▶ _THE PROBLEM_:
Print the records again, character for character.
--- Begin EXTRACTED INFORMATION ---
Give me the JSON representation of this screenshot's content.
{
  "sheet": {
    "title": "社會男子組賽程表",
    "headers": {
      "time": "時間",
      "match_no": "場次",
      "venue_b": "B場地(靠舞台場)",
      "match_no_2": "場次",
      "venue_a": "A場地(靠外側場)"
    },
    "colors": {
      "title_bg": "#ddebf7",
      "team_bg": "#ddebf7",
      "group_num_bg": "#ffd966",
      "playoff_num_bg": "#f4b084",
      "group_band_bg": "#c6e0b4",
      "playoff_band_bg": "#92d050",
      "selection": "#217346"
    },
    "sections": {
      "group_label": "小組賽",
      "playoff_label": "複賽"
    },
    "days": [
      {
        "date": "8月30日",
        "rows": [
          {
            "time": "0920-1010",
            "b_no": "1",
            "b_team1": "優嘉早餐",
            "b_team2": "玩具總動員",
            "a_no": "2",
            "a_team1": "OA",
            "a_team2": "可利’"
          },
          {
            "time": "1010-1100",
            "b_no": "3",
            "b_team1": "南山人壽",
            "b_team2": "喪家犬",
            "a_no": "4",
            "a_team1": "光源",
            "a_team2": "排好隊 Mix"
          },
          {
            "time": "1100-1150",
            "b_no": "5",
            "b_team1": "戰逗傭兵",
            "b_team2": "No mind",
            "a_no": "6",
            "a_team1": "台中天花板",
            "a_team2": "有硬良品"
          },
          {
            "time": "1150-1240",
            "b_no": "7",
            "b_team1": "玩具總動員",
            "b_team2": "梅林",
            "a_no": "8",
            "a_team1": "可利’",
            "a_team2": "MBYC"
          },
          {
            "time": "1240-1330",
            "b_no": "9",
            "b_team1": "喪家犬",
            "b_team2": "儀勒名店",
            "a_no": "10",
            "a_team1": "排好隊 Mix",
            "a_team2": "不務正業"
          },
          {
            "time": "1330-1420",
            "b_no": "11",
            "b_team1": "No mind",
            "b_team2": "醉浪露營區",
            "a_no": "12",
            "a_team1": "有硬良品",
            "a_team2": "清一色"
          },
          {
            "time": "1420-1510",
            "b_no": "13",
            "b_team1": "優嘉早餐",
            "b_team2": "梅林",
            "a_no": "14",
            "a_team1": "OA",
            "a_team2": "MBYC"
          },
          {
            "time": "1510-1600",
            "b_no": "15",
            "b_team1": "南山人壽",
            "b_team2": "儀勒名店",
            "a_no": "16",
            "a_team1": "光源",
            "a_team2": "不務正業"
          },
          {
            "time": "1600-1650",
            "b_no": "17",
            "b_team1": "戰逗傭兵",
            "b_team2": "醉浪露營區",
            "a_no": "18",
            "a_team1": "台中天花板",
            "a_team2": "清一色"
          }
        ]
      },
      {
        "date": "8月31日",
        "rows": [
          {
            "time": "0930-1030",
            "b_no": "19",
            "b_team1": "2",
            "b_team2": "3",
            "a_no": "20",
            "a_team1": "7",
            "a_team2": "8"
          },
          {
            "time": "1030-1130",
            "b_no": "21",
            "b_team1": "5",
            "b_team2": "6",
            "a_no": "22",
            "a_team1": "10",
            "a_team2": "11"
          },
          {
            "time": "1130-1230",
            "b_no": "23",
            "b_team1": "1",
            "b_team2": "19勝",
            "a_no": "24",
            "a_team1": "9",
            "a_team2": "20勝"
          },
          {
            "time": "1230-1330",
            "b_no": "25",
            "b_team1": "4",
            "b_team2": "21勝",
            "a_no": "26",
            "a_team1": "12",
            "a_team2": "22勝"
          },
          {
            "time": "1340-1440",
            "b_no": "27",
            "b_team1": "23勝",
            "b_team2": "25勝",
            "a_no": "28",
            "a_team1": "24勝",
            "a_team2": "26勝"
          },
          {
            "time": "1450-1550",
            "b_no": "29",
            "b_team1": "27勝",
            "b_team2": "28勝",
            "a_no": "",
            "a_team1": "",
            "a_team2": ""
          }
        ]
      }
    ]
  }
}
--- End EXTRACTED INFORMATION ---
▶ _WRITTEN RESPONSE_:
Give me the JSON representation of this screenshot's content.
{
  "sheet": {
    "title": "社會男子組賽程表",
    "headers": {
      "time": "時間",
      "match_no": "場次",
      "venue_b": "B場地(靠舞台場)",
      "match_no_2": "場次",
      "venue_a": "A場地(靠外側場)"
    },
    "colors": {
      "title_bg": "#ddebf7",
      "team_bg": "#ddebf7",
      "group_num_bg": "#ffd966",
      "playoff_num_bg": "#f4b084",
      "group_band_bg": "#c6e0b4",
      "playoff_band_bg": "#92d050",
      "selection": "#217346"
    },
    "sections": {
      "group_label": "小組賽",
      "playoff_label": "複賽"
    },
    "days": [
      {
        "date": "8月30日",
        "rows": [
          {
            "time": "0920-1010",
            "b_no": "1",
            "b_team1": "優嘉早餐",
            "b_team2": "玩具總動員",
            "a_no": "2",
            "a_team1": "OA",
            "a_team2": "可利’"
          },
          {
            "time": "1010-1100",
            "b_no": "3",
            "b_team1": "南山人壽",
            "b_team2": "喪家犬",
            "a_no": "4",
            "a_team1": "光源",
            "a_team2": "排好隊 Mix"
          },
          {
            "time": "1100-1150",
            "b_no": "5",
            "b_team1": "戰逗傭兵",
            "b_team2": "No mind",
            "a_no": "6",
            "a_team1": "台中天花板",
            "a_team2": "有硬良品"
          },
          {
            "time": "1150-1240",
            "b_no": "7",
            "b_team1": "玩具總動員",
            "b_team2": "梅林",
            "a_no": "8",
            "a_team1": "可利’",
            "a_team2": "MBYC"
          },
          {
            "time": "1240-1330",
            "b_no": "9",
            "b_team1": "喪家犬",
            "b_team2": "儀勒名店",
            "a_no": "10",
            "a_team1": "排好隊 Mix",
            "a_team2": "不務正業"
          },
          {
            "time": "1330-1420",
            "b_no": "11",
            "b_team1": "No mind",
            "b_team2": "醉浪露營區",
            "a_no": "12",
            "a_team1": "有硬良品",
            "a_team2": "清一色"
          },
          {
            "time": "1420-1510",
            "b_no": "13",
            "b_team1": "優嘉早餐",
            "b_team2": "梅林",
            "a_no": "14",
            "a_team1": "OA",
            "a_team2": "MBYC"
          },
          {
            "time": "1510-1600",
            "b_no": "15",
            "b_team1": "南山人壽",
            "b_team2": "儀勒名店",
            "a_no": "16",
            "a_team1": "光源",
            "a_team2": "不務正業"
          },
          {
            "time": "1600-1650",
            "b_no": "17",
            "b_team1": "戰逗傭兵",
            "b_team2": "醉浪露營區",
            "a_no": "18",
            "a_team1": "台中天花板",
            "a_team2": "清一色"
          }
        ]
      },
      {
        "date": "8月31日",
        "rows": [
          {
            "time": "0930-1030",
            "b_no": "19",
            "b_team1": "2",
            "b_team2": "3",
            "a_no": "20",
            "a_team1": "7",
            "a_team2": "8"
          },
          {
            "time": "1030-1130",
            "b_no": "21",
            "b_team1": "5",
            "b_team2": "6",
            "a_no": "22",
            "a_team1": "10",
            "a_team2": "11"
          },
          {
            "time": "1130-1230",
            "b_no": "23",
            "b_team1": "1",
            "b_team2": "19勝",
            "a_no": "24",
            "a_team1": "9",
            "a_team2": "20勝"
          },
          {
            "time": "1230-1330",
            "b_no": "25",
            "b_team1": "4",
            "b_team2": "21勝",
            "a_no": "26",
            "a_team1": "12",
            "a_team2": "22勝"
          },
          {
            "time": "1340-1440",
            "b_no": "27",
            "b_team1": "23勝",
            "b_team2": "25勝",
            "a_no": "28",
            "a_team1": "24勝",
            "a_team2": "26勝"
          },
          {
            "time": "1450-1550",
            "b_no": "29",
            "b_team1": "27勝",
            "b_team2": "28勝",
            "a_no": "",
            "a_team1": "",
            "a_team2": ""
          }
        ]
      }
    ]
  }
}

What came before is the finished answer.